-- Stated goal --
Go through the material and pull out every line with the string "maladie" in it.

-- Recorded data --
────────

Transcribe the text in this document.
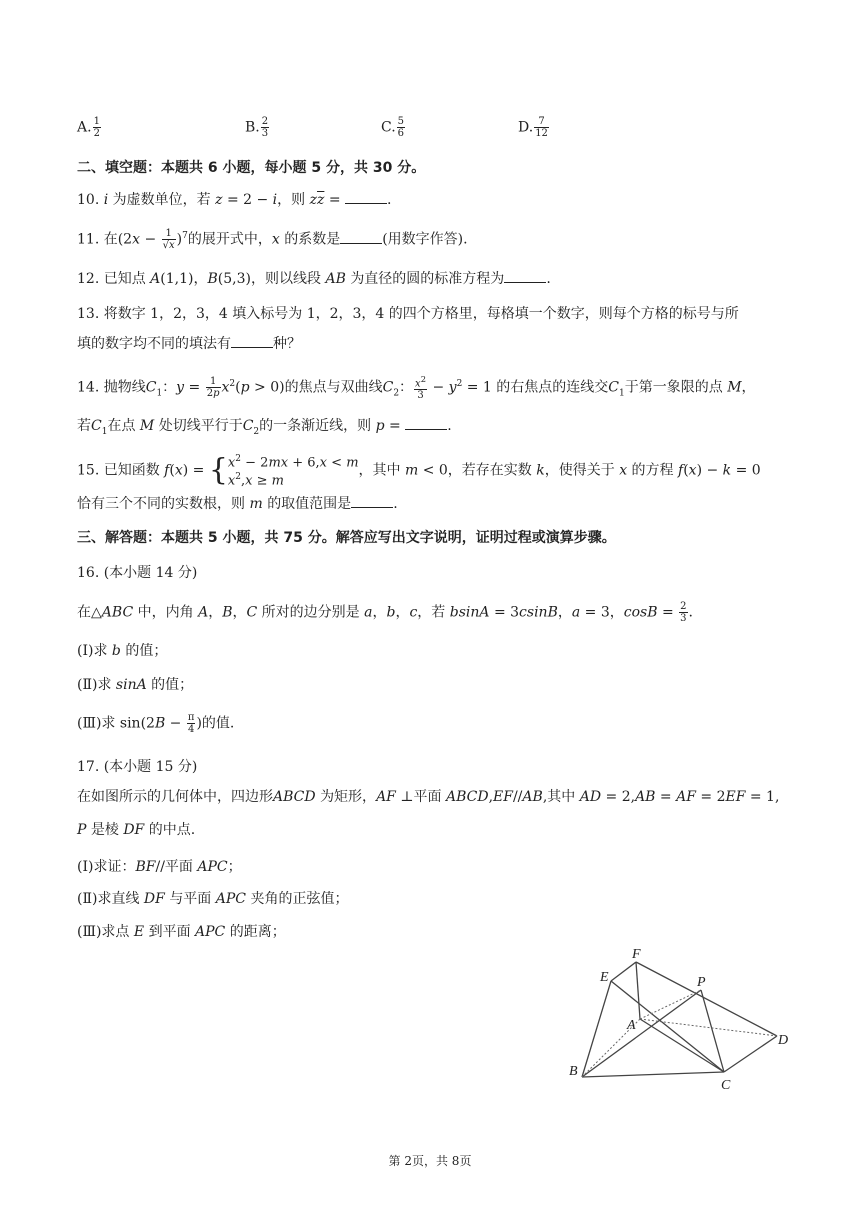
A. $\frac{1}{2}$	B. $\frac{2}{3}$	C. $\frac{5}{6}$	D. $\frac{7}{12}$
二、填空题：本题共 6 小题，每小题 5 分，共 30 分。
10. i 为虚数单位，若 z = 2 − i，则 $z\overline{z}$ =	.
11. 在$(2x - \frac{1}{√x} )^7$的展开式中，x 的系数是	(用数字作答).
12. 已知点 A(1,1)，B(5,3)，则以线段 AB 为直径的圆的标准方程为	.
13. 将数字 1，2，3，4 填入标号为 1，2，3，4 的四个方格里，每格填一个数字，则每个方格的标号与所
填的数字均不同的填法有	种？
14. 抛物线$C_1$：$y = \frac{1}{2p} x^2(p > 0)$的焦点与双曲线$C_2$： $\frac{x^2}{3} - y^2 = 1$ 的右焦点的连线交$C_1$于第一象限的点 M，
若$C_1$在点 M 处切线平行于$C_2$的一条渐近线，则 p =	.
15. 已知函数 $f(x) = \{x^2 - 2mx + 6,x < m$
$x^2,x \ge m$，其中 m < 0，若存在实数 k，使得关于 x 的方程 f(x) − k = 0
恰有三个不同的实数根，则 m 的取值范围是	.
三、解答题：本题共 5 小题，共 75 分。解答应写出文字说明，证明过程或演算步骤。
16. (本小题 14 分)
在△ABC 中，内角 A，B，C 所对的边分别是 a，b，c，若 bsinA = 3csinB，a = 3，$\cos B = \frac{2}{3}$ .
(Ⅰ)求 b 的值；
(Ⅱ)求 sinA 的值；
(Ⅲ)求 $\sin(2B - \frac{\pi}{4}$ )的值.
17. (本小题 15 分)
在如图所示的几何体中，四边形ABCD 为矩形，AF ⊥平面 ABCD,EF//AB,其中 AD = 2,AB = AF = 2EF = 1,
P 是棱 DF 的中点.
(Ⅰ)求证：BF//平面 APC；
(Ⅱ)求直线 DF 与平面 APC 夹角的正弦值；
(Ⅲ)求点 E 到平面 APC 的距离；
F
E	P
A
D
B
C
第 2页，共 8页
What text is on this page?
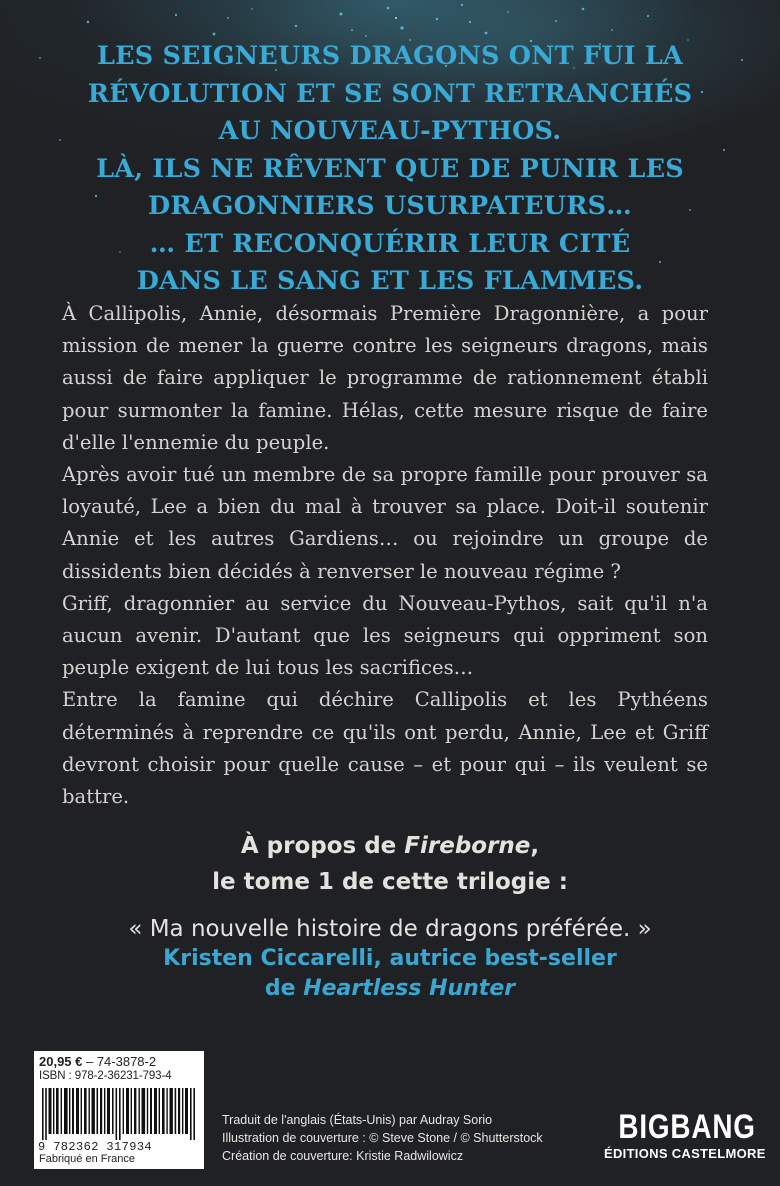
LES SEIGNEURS DRAGONS ONT FUI LA
RÉVOLUTION ET SE SONT RETRANCHÉS
AU NOUVEAU-PYTHOS.
LÀ, ILS NE RÊVENT QUE DE PUNIR LES
DRAGONNIERS USURPATEURS…
… ET RECONQUÉRIR LEUR CITÉ
DANS LE SANG ET LES FLAMMES.

À Callipolis, Annie, désormais Première Dragonnière, a pour mission de mener la guerre contre les seigneurs dragons, mais aussi de faire appliquer le programme de rationnement établi pour surmonter la famine. Hélas, cette mesure risque de faire d'elle l'ennemie du peuple.

Après avoir tué un membre de sa propre famille pour prouver sa loyauté, Lee a bien du mal à trouver sa place. Doit-il soutenir Annie et les autres Gardiens… ou rejoindre un groupe de dissidents bien décidés à renverser le nouveau régime ?

Griff, dragonnier au service du Nouveau-Pythos, sait qu'il n'a aucun avenir. D'autant que les seigneurs qui oppriment son peuple exigent de lui tous les sacrifices…

Entre la famine qui déchire Callipolis et les Pythéens déterminés à reprendre ce qu'ils ont perdu, Annie, Lee et Griff devront choisir pour quelle cause – et pour qui – ils veulent se battre.

À propos de Fireborne,
le tome 1 de cette trilogie :
« Ma nouvelle histoire de dragons préférée. »
Kristen Ciccarelli, autrice best-seller
de Heartless Hunter
20,95 € – 74-3878-2
ISBN : 978-2-36231-793-4
9 782362 317934
Fabriqué en France
Traduit de l'anglais (États-Unis) par Audray Sorio
Illustration de couverture : © Steve Stone / © Shutterstock
Création de couverture: Kristie Radwilowicz
BIGBANG
ÉDITIONS CASTELMORE
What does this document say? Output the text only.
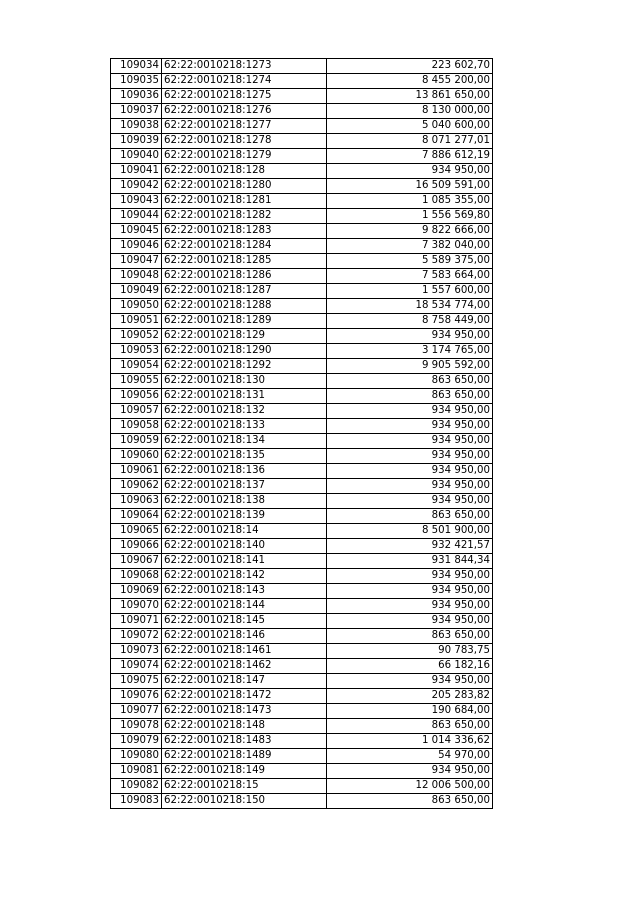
109034	62:22:0010218:1273	223 602,70
109035	62:22:0010218:1274	8 455 200,00
109036	62:22:0010218:1275	13 861 650,00
109037	62:22:0010218:1276	8 130 000,00
109038	62:22:0010218:1277	5 040 600,00
109039	62:22:0010218:1278	8 071 277,01
109040	62:22:0010218:1279	7 886 612,19
109041	62:22:0010218:128	934 950,00
109042	62:22:0010218:1280	16 509 591,00
109043	62:22:0010218:1281	1 085 355,00
109044	62:22:0010218:1282	1 556 569,80
109045	62:22:0010218:1283	9 822 666,00
109046	62:22:0010218:1284	7 382 040,00
109047	62:22:0010218:1285	5 589 375,00
109048	62:22:0010218:1286	7 583 664,00
109049	62:22:0010218:1287	1 557 600,00
109050	62:22:0010218:1288	18 534 774,00
109051	62:22:0010218:1289	8 758 449,00
109052	62:22:0010218:129	934 950,00
109053	62:22:0010218:1290	3 174 765,00
109054	62:22:0010218:1292	9 905 592,00
109055	62:22:0010218:130	863 650,00
109056	62:22:0010218:131	863 650,00
109057	62:22:0010218:132	934 950,00
109058	62:22:0010218:133	934 950,00
109059	62:22:0010218:134	934 950,00
109060	62:22:0010218:135	934 950,00
109061	62:22:0010218:136	934 950,00
109062	62:22:0010218:137	934 950,00
109063	62:22:0010218:138	934 950,00
109064	62:22:0010218:139	863 650,00
109065	62:22:0010218:14	8 501 900,00
109066	62:22:0010218:140	932 421,57
109067	62:22:0010218:141	931 844,34
109068	62:22:0010218:142	934 950,00
109069	62:22:0010218:143	934 950,00
109070	62:22:0010218:144	934 950,00
109071	62:22:0010218:145	934 950,00
109072	62:22:0010218:146	863 650,00
109073	62:22:0010218:1461	90 783,75
109074	62:22:0010218:1462	66 182,16
109075	62:22:0010218:147	934 950,00
109076	62:22:0010218:1472	205 283,82
109077	62:22:0010218:1473	190 684,00
109078	62:22:0010218:148	863 650,00
109079	62:22:0010218:1483	1 014 336,62
109080	62:22:0010218:1489	54 970,00
109081	62:22:0010218:149	934 950,00
109082	62:22:0010218:15	12 006 500,00
109083	62:22:0010218:150	863 650,00
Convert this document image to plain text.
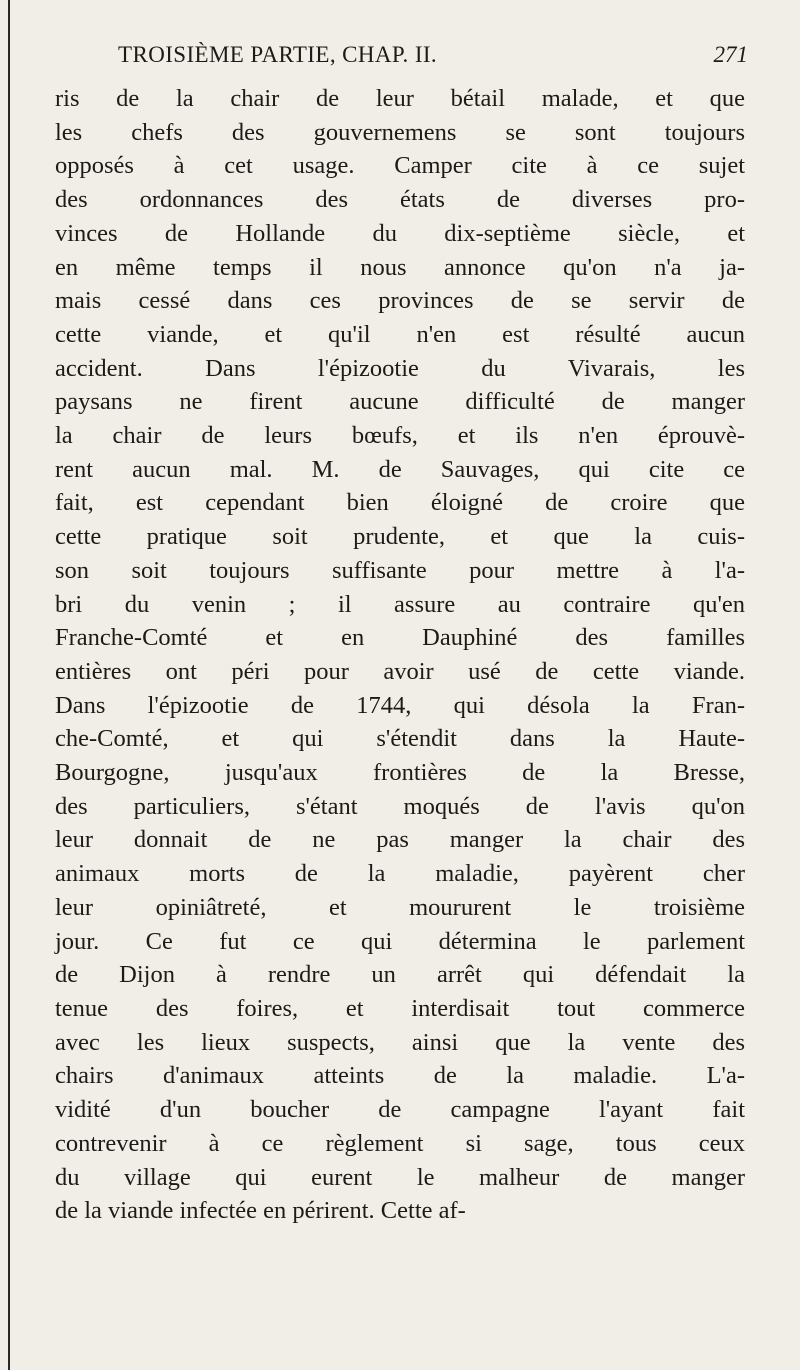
TROISIÈME PARTIE, CHAP. II.	271
ris de la chair de leur bétail malade, et que
les chefs des gouvernemens se sont toujours
opposés à cet usage. Camper cite à ce sujet
des ordonnances des états de diverses pro-
vinces de Hollande du dix-septième siècle, et
en même temps il nous annonce qu'on n'a ja-
mais cessé dans ces provinces de se servir de
cette viande, et qu'il n'en est résulté aucun
accident. Dans l'épizootie du Vivarais, les
paysans ne firent aucune difficulté de manger
la chair de leurs bœufs, et ils n'en éprouvè-
rent aucun mal. M. de Sauvages, qui cite ce
fait, est cependant bien éloigné de croire que
cette pratique soit prudente, et que la cuis-
son soit toujours suffisante pour mettre à l'a-
bri du venin ; il assure au contraire qu'en
Franche-Comté et en Dauphiné des familles
entières ont péri pour avoir usé de cette viande.
Dans l'épizootie de 1744, qui désola la Fran-
che-Comté, et qui s'étendit dans la Haute-
Bourgogne, jusqu'aux frontières de la Bresse,
des particuliers, s'étant moqués de l'avis qu'on
leur donnait de ne pas manger la chair des
animaux morts de la maladie, payèrent cher
leur opiniâtreté, et moururent le troisième
jour. Ce fut ce qui détermina le parlement
de Dijon à rendre un arrêt qui défendait la
tenue des foires, et interdisait tout commerce
avec les lieux suspects, ainsi que la vente des
chairs d'animaux atteints de la maladie. L'a-
vidité d'un boucher de campagne l'ayant fait
contrevenir à ce règlement si sage, tous ceux
du village qui eurent le malheur de manger
de la viande infectée en périrent. Cette af-
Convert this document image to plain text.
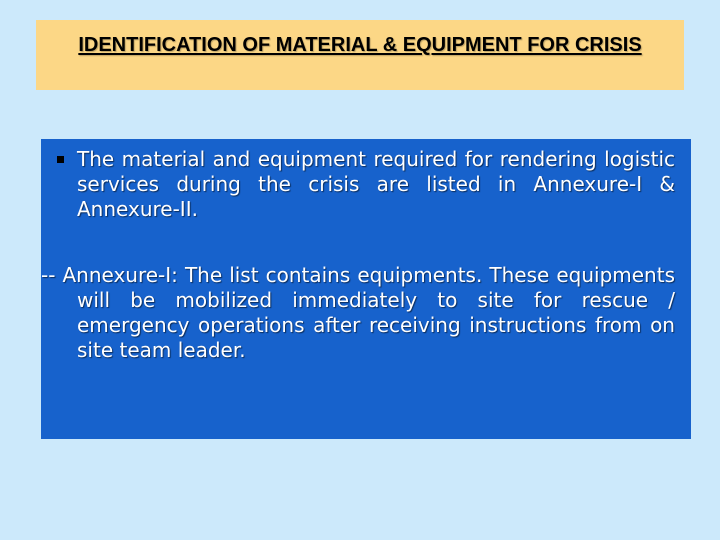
IDENTIFICATION OF MATERIAL & EQUIPMENT FOR CRISIS

The material and equipment required for rendering logistic services during the crisis are listed in Annexure-I & Annexure-II.

-- Annexure-I: The list contains equipments. These equipments will be mobilized immediately to site for rescue / emergency operations after receiving instructions from on site team leader.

────────

-- Solution --
animaux morts de la maladie, payèrent cher
chairs d'animaux atteints de la maladie. L'a-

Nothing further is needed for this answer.